Reproduce the material word for word; the images stay out.

================

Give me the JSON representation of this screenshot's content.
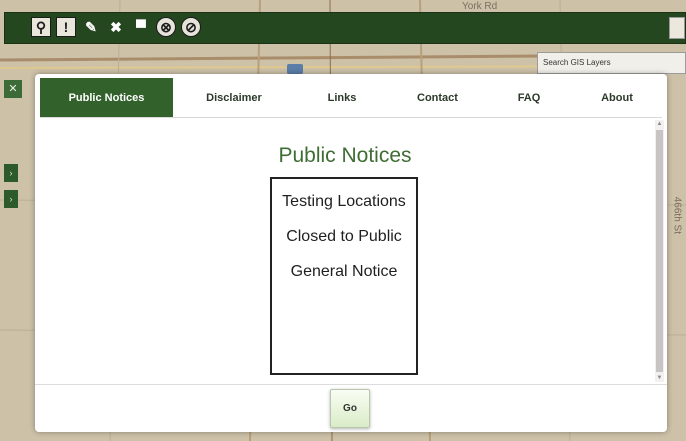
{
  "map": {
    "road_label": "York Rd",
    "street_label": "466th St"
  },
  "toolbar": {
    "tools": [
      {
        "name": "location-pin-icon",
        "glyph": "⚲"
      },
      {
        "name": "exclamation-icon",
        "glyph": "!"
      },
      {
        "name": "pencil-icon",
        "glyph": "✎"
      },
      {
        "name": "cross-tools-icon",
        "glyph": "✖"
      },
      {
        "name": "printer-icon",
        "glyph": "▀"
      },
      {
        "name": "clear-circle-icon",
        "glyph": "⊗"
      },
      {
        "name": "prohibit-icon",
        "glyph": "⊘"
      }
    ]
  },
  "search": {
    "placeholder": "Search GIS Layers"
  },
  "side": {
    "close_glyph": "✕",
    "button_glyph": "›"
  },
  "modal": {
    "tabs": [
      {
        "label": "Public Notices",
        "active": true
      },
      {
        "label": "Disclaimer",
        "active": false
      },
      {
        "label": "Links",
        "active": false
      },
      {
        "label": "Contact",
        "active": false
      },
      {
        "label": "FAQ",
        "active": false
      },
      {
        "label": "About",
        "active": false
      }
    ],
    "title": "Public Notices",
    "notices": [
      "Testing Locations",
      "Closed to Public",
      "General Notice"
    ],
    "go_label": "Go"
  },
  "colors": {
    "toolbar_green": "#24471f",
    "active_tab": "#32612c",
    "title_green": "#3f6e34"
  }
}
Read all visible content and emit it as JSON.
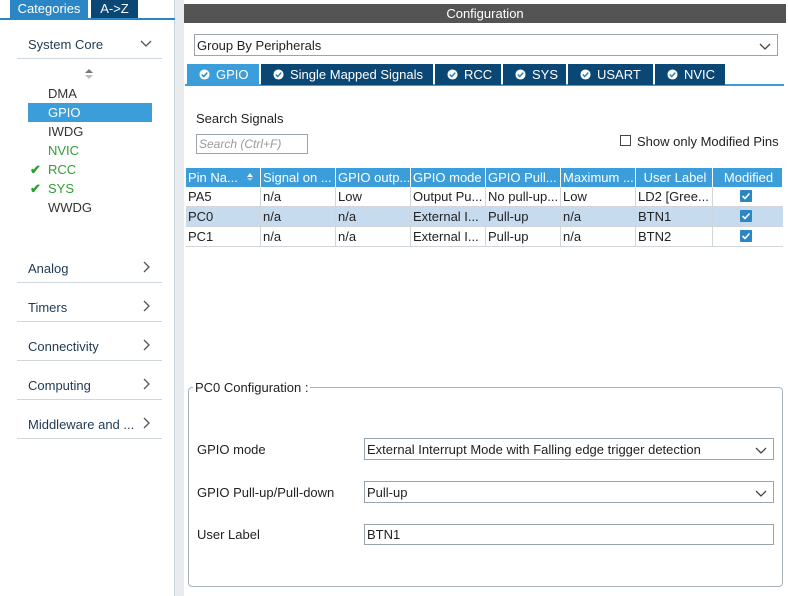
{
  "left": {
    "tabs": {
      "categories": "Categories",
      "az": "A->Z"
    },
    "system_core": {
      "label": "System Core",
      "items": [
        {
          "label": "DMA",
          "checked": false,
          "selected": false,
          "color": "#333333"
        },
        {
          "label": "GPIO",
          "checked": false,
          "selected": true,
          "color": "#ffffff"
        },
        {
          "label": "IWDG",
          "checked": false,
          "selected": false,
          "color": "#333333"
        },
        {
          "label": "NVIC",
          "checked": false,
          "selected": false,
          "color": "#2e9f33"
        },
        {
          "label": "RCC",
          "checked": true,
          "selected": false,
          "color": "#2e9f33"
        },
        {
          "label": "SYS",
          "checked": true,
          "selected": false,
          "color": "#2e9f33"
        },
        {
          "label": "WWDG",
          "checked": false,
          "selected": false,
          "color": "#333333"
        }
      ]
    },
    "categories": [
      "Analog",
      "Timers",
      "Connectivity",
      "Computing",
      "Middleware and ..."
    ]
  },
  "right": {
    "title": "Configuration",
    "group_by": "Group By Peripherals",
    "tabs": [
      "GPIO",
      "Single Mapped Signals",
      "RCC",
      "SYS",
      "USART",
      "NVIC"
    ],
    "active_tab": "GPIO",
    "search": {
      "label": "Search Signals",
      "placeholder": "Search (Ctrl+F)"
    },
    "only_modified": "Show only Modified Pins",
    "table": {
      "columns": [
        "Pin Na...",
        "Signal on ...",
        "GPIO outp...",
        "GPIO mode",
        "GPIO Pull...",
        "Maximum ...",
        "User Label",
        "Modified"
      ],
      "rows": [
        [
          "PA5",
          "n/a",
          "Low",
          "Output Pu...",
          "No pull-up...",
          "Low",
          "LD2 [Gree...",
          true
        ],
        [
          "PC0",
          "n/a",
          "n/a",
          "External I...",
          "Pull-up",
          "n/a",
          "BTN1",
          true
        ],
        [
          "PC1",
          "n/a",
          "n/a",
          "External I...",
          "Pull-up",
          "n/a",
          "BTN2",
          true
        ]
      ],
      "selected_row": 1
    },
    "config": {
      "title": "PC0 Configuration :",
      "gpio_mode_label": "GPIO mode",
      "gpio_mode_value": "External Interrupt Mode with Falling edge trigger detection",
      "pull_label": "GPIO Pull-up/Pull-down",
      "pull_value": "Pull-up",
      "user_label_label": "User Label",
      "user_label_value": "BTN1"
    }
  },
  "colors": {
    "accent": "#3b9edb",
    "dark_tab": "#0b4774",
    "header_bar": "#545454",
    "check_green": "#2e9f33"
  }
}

================

**ANSWER TO THE TASK**
Give me the JSON representation of this screenshot's content.
{
  "map": {
    "road_label": "York Rd",
    "street_label": "466th St"
  },
  "toolbar": {
    "tools": [
      {
        "name": "location-pin-icon",
        "glyph": "⚲"
      },
      {
        "name": "exclamation-icon",
        "glyph": "!"
      },
      {
        "name": "pencil-icon",
        "glyph": "✎"
      },
      {
        "name": "cross-tools-icon",
        "glyph": "✖"
      },
      {
        "name": "printer-icon",
        "glyph": "▀"
      },
      {
        "name": "clear-circle-icon",
        "glyph": "⊗"
      },
      {
        "name": "prohibit-icon",
        "glyph": "⊘"
      }
    ]
  },
  "search": {
    "placeholder": "Search GIS Layers"
  },
  "side": {
    "close_glyph": "✕",
    "button_glyph": "›"
  },
  "modal": {
    "tabs": [
      {
        "label": "Public Notices",
        "active": true
      },
      {
        "label": "Disclaimer",
        "active": false
      },
      {
        "label": "Links",
        "active": false
      },
      {
        "label": "Contact",
        "active": false
      },
      {
        "label": "FAQ",
        "active": false
      },
      {
        "label": "About",
        "active": false
      }
    ],
    "title": "Public Notices",
    "notices": [
      "Testing Locations",
      "Closed to Public",
      "General Notice"
    ],
    "go_label": "Go"
  },
  "colors": {
    "toolbar_green": "#24471f",
    "active_tab": "#32612c",
    "title_green": "#3f6e34"
  }
}
Read all visible content and emit it as JSON.
{
  "left": {
    "tabs": {
      "categories": "Categories",
      "az": "A->Z"
    },
    "system_core": {
      "label": "System Core",
      "items": [
        {
          "label": "DMA",
          "checked": false,
          "selected": false,
          "color": "#333333"
        },
        {
          "label": "GPIO",
          "checked": false,
          "selected": true,
          "color": "#ffffff"
        },
        {
          "label": "IWDG",
          "checked": false,
          "selected": false,
          "color": "#333333"
        },
        {
          "label": "NVIC",
          "checked": false,
          "selected": false,
          "color": "#2e9f33"
        },
        {
          "label": "RCC",
          "checked": true,
          "selected": false,
          "color": "#2e9f33"
        },
        {
          "label": "SYS",
          "checked": true,
          "selected": false,
          "color": "#2e9f33"
        },
        {
          "label": "WWDG",
          "checked": false,
          "selected": false,
          "color": "#333333"
        }
      ]
    },
    "categories": [
      "Analog",
      "Timers",
      "Connectivity",
      "Computing",
      "Middleware and ..."
    ]
  },
  "right": {
    "title": "Configuration",
    "group_by": "Group By Peripherals",
    "tabs": [
      "GPIO",
      "Single Mapped Signals",
      "RCC",
      "SYS",
      "USART",
      "NVIC"
    ],
    "active_tab": "GPIO",
    "search": {
      "label": "Search Signals",
      "placeholder": "Search (Ctrl+F)"
    },
    "only_modified": "Show only Modified Pins",
    "table": {
      "columns": [
        "Pin Na...",
        "Signal on ...",
        "GPIO outp...",
        "GPIO mode",
        "GPIO Pull...",
        "Maximum ...",
        "User Label",
        "Modified"
      ],
      "rows": [
        [
          "PA5",
          "n/a",
          "Low",
          "Output Pu...",
          "No pull-up...",
          "Low",
          "LD2 [Gree...",
          true
        ],
        [
          "PC0",
          "n/a",
          "n/a",
          "External I...",
          "Pull-up",
          "n/a",
          "BTN1",
          true
        ],
        [
          "PC1",
          "n/a",
          "n/a",
          "External I...",
          "Pull-up",
          "n/a",
          "BTN2",
          true
        ]
      ],
      "selected_row": 1
    },
    "config": {
      "title": "PC0 Configuration :",
      "gpio_mode_label": "GPIO mode",
      "gpio_mode_value": "External Interrupt Mode with Falling edge trigger detection",
      "pull_label": "GPIO Pull-up/Pull-down",
      "pull_value": "Pull-up",
      "user_label_label": "User Label",
      "user_label_value": "BTN1"
    }
  },
  "colors": {
    "accent": "#3b9edb",
    "dark_tab": "#0b4774",
    "header_bar": "#545454",
    "check_green": "#2e9f33"
  }
}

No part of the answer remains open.